» ROWS
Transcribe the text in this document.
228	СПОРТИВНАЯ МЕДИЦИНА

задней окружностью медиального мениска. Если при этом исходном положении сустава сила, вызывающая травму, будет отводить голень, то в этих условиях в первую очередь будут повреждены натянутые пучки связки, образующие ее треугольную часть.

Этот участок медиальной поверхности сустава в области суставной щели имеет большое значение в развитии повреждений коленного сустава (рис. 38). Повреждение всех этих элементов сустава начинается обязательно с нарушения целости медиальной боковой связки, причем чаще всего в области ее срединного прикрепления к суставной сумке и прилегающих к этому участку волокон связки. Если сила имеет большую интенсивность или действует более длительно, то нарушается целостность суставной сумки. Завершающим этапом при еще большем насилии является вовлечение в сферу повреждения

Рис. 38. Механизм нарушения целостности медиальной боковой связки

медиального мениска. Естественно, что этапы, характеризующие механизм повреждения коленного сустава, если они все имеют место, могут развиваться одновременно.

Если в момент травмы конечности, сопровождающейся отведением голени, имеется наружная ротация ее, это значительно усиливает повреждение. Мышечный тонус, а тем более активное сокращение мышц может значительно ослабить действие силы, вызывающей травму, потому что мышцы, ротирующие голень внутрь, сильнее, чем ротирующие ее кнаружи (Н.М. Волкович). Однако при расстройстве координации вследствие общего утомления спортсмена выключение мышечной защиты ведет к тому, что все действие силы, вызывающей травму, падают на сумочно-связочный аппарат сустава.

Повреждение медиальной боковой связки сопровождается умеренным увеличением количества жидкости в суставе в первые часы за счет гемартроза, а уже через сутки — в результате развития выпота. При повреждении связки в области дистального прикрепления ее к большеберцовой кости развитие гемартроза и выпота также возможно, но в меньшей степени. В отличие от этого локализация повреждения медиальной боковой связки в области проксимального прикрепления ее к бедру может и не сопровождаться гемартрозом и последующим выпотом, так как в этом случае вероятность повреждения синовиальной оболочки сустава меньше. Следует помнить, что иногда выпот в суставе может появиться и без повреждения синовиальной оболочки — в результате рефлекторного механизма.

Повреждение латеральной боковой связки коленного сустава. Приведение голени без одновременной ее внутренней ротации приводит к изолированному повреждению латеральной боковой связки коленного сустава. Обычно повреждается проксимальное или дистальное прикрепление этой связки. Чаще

==

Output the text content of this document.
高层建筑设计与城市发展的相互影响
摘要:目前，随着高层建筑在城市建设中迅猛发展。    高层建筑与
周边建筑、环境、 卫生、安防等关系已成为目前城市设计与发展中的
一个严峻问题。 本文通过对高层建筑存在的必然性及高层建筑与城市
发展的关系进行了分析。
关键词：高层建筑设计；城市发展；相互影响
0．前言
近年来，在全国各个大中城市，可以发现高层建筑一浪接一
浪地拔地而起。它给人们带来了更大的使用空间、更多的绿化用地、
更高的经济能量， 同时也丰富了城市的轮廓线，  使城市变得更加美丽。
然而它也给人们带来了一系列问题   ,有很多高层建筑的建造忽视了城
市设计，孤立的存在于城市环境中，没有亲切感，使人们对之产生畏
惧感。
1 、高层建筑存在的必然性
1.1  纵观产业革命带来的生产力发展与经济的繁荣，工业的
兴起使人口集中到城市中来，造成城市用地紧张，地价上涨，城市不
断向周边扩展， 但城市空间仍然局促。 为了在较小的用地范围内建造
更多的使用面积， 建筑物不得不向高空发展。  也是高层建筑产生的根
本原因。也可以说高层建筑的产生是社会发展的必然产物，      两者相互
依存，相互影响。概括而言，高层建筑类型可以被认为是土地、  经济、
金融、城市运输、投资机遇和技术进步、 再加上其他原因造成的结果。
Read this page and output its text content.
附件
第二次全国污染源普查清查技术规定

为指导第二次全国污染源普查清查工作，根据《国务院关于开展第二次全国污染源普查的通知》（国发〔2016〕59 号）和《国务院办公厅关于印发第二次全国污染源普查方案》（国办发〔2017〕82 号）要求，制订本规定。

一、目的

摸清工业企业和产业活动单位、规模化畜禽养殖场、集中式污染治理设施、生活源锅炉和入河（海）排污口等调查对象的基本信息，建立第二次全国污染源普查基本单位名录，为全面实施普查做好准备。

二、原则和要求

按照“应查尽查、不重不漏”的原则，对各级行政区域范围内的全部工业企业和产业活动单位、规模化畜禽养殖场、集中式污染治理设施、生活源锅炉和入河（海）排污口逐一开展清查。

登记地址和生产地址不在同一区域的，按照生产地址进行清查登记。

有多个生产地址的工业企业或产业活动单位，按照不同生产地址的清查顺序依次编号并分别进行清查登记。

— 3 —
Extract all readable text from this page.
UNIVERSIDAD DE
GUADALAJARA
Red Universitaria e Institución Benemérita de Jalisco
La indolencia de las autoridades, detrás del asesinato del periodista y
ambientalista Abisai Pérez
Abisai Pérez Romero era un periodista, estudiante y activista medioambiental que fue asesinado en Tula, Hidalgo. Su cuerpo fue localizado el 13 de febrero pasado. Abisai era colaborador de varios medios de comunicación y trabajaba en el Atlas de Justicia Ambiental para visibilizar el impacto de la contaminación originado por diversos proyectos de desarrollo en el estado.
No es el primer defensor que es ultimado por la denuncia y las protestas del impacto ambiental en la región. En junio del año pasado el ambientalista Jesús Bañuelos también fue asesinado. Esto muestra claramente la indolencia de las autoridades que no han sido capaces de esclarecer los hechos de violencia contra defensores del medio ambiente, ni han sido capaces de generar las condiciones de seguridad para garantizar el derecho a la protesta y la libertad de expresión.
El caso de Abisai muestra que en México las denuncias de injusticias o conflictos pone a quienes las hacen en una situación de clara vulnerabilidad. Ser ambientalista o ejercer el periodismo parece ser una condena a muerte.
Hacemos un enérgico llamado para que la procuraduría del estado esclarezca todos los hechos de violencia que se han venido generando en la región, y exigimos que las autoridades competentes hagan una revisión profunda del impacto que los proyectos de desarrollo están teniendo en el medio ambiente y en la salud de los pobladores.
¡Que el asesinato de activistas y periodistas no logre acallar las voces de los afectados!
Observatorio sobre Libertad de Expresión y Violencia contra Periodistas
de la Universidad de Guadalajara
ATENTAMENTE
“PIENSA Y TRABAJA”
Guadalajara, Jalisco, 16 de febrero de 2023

* * *

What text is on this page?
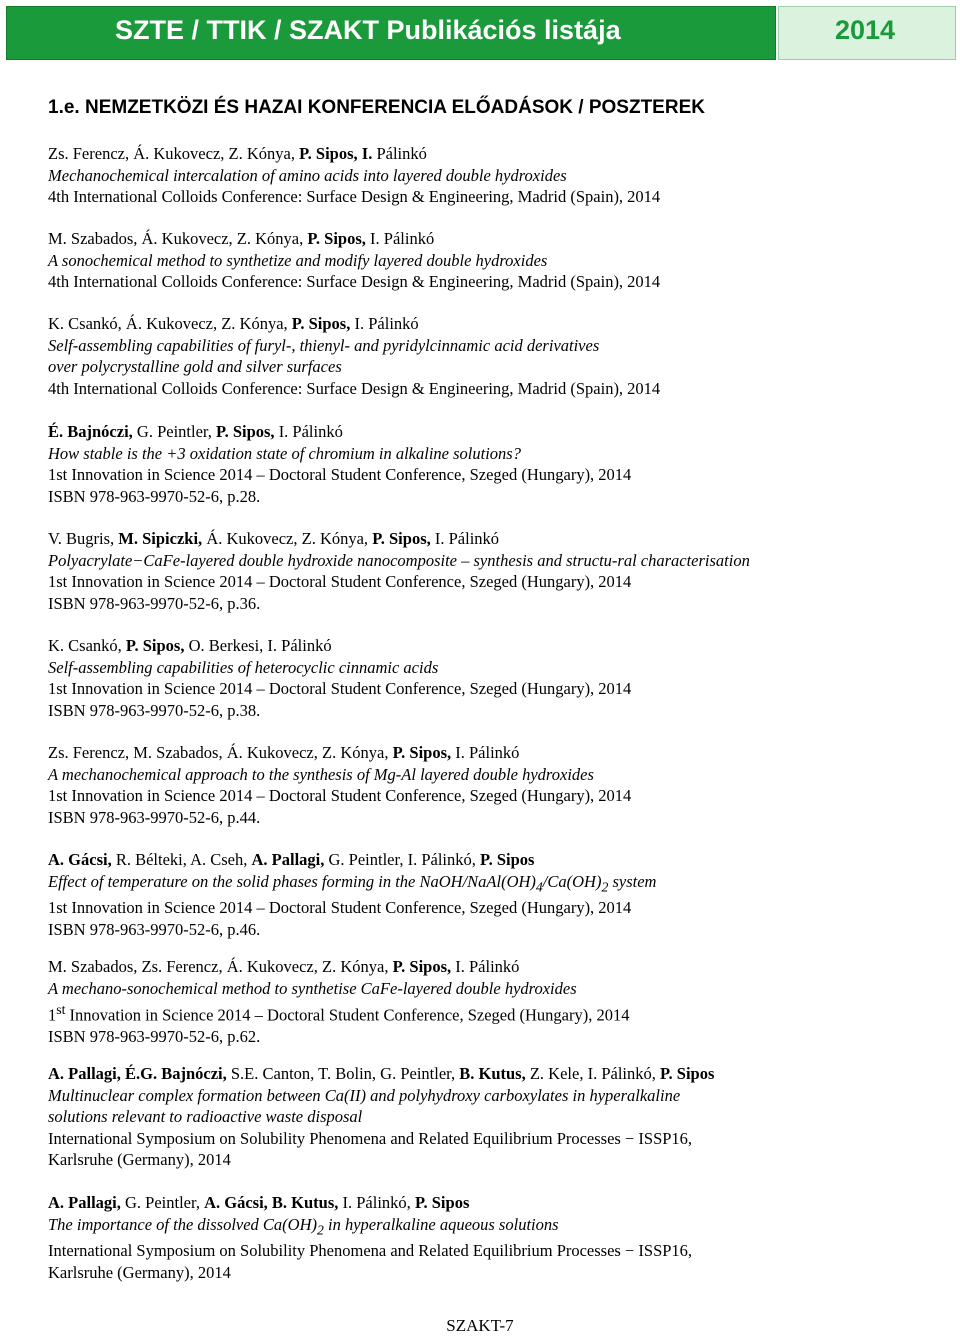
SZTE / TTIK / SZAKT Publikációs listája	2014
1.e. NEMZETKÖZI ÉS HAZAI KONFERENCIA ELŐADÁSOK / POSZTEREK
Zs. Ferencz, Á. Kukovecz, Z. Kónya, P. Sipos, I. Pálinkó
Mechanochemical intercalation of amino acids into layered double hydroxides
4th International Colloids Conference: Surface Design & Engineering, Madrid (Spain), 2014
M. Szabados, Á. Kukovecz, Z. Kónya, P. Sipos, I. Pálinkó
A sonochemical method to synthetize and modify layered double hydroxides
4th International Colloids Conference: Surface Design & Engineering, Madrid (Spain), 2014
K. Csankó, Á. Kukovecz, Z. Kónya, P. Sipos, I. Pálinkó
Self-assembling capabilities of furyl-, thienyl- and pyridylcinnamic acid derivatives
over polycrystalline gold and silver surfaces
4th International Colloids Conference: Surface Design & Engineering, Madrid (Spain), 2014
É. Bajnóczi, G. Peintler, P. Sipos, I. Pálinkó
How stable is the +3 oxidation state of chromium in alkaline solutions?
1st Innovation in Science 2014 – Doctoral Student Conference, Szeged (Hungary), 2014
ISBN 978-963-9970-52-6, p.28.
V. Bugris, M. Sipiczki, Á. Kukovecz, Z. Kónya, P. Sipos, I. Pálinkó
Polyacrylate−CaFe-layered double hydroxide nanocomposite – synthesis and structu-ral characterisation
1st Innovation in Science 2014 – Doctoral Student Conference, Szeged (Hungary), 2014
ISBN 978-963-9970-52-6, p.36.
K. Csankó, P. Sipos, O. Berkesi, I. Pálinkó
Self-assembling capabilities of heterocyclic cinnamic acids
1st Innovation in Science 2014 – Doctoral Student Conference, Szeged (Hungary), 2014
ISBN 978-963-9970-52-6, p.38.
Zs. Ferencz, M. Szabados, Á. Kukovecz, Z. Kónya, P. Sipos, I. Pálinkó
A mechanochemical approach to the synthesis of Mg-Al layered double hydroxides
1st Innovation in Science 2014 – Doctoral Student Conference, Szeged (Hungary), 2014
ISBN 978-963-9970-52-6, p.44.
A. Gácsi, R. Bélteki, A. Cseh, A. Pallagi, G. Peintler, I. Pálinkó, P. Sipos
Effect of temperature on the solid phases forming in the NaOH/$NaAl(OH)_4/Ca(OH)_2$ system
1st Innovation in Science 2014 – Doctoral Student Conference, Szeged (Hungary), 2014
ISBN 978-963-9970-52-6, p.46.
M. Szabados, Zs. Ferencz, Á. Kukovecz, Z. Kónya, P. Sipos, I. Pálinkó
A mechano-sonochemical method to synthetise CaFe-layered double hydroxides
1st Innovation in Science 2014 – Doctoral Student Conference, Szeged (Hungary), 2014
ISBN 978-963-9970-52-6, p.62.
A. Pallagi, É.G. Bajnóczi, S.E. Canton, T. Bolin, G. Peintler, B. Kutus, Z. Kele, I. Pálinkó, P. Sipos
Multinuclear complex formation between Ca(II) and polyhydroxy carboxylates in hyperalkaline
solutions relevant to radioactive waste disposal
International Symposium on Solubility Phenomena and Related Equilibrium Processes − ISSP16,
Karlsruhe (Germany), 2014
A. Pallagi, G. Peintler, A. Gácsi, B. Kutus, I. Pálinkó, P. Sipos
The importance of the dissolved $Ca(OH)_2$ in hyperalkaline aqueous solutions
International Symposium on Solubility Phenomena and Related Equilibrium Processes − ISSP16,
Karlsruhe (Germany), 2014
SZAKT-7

» WRITTEN REQUEST
Scan the material for lines with the word "集中式污染治理设施", and copy each line you find.

» RESPONSE
摸清工业企业和产业活动单位、规模化畜禽养殖场、集中式污染治理设施、生活源锅炉和入河（海）排污口等调查对象的基本信息，建立第二次全国污染源普查基本单位名录，为全面实施普查做好准备。
按照“应查尽查、不重不漏”的原则，对各级行政区域范围内的全部工业企业和产业活动单位、规模化畜禽养殖场、集中式污染治理设施、生活源锅炉和入河（海）排污口逐一开展清查。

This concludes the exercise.